Every line from the one containing "Convert this document image to plain text." to the final line of the material below must be reproduced exactly; leave out all other lines.

## begin

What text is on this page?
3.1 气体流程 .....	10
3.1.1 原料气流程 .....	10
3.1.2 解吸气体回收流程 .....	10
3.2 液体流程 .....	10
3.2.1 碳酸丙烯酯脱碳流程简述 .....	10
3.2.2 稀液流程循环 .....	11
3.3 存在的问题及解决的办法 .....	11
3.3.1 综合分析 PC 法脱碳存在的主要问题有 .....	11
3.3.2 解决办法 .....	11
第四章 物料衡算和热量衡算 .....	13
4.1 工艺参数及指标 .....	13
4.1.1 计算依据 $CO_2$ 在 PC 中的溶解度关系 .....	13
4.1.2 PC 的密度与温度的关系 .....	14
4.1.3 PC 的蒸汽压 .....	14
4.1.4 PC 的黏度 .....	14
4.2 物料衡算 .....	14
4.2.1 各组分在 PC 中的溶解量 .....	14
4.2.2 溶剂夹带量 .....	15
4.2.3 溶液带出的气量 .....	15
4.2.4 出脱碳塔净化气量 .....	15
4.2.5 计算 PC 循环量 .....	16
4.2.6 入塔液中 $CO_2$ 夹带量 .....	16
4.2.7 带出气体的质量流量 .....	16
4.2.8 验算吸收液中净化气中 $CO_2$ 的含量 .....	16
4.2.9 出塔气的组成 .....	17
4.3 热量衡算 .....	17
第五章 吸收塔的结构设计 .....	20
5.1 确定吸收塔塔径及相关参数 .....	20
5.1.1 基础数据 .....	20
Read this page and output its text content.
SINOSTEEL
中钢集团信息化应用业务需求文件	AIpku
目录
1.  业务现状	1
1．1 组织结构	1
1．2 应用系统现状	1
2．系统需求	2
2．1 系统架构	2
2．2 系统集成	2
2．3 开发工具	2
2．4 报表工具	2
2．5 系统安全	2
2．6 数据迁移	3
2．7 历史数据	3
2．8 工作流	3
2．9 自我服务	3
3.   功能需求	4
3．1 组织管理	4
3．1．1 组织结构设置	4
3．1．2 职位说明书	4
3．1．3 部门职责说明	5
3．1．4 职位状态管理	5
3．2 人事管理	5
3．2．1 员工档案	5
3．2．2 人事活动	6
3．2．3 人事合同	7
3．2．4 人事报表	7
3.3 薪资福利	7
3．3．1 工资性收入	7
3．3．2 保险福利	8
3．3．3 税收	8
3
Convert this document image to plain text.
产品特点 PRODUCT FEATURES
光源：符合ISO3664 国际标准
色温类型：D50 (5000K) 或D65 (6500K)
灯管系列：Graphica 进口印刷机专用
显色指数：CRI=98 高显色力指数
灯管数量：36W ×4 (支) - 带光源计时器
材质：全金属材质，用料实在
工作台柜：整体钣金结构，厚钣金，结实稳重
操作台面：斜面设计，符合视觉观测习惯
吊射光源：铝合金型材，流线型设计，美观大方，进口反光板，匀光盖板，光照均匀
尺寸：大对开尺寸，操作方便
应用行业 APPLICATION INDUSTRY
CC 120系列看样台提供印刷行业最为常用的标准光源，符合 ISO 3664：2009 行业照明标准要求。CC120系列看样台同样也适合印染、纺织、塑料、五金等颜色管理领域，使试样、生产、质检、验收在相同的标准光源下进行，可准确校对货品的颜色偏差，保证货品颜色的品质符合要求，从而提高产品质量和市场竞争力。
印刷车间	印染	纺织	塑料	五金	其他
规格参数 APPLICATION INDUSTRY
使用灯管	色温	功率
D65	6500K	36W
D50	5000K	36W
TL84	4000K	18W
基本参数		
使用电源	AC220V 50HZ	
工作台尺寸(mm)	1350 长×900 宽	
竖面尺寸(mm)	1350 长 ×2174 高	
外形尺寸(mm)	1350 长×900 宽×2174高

## end

Completed task:
Convert this document image to plain text.
产品特点 PRODUCT FEATURES
光源：符合ISO3664 国际标准
色温类型：D50 (5000K) 或D65 (6500K)
灯管系列：Graphica 进口印刷机专用
显色指数：CRI=98 高显色力指数
灯管数量：36W ×4 (支) - 带光源计时器
材质：全金属材质，用料实在
工作台柜：整体钣金结构，厚钣金，结实稳重
操作台面：斜面设计，符合视觉观测习惯
吊射光源：铝合金型材，流线型设计，美观大方，进口反光板，匀光盖板，光照均匀
尺寸：大对开尺寸，操作方便
应用行业 APPLICATION INDUSTRY
CC 120系列看样台提供印刷行业最为常用的标准光源，符合 ISO 3664：2009 行业照明标准要求。CC120系列看样台同样也适合印染、纺织、塑料、五金等颜色管理领域，使试样、生产、质检、验收在相同的标准光源下进行，可准确校对货品的颜色偏差，保证货品颜色的品质符合要求，从而提高产品质量和市场竞争力。
印刷车间	印染	纺织	塑料	五金	其他
规格参数 APPLICATION INDUSTRY
使用灯管	色温	功率
D65	6500K	36W
D50	5000K	36W
TL84	4000K	18W
基本参数		
使用电源	AC220V 50HZ	
工作台尺寸(mm)	1350 长×900 宽	
竖面尺寸(mm)	1350 长 ×2174 高	
外形尺寸(mm)	1350 长×900 宽×2174高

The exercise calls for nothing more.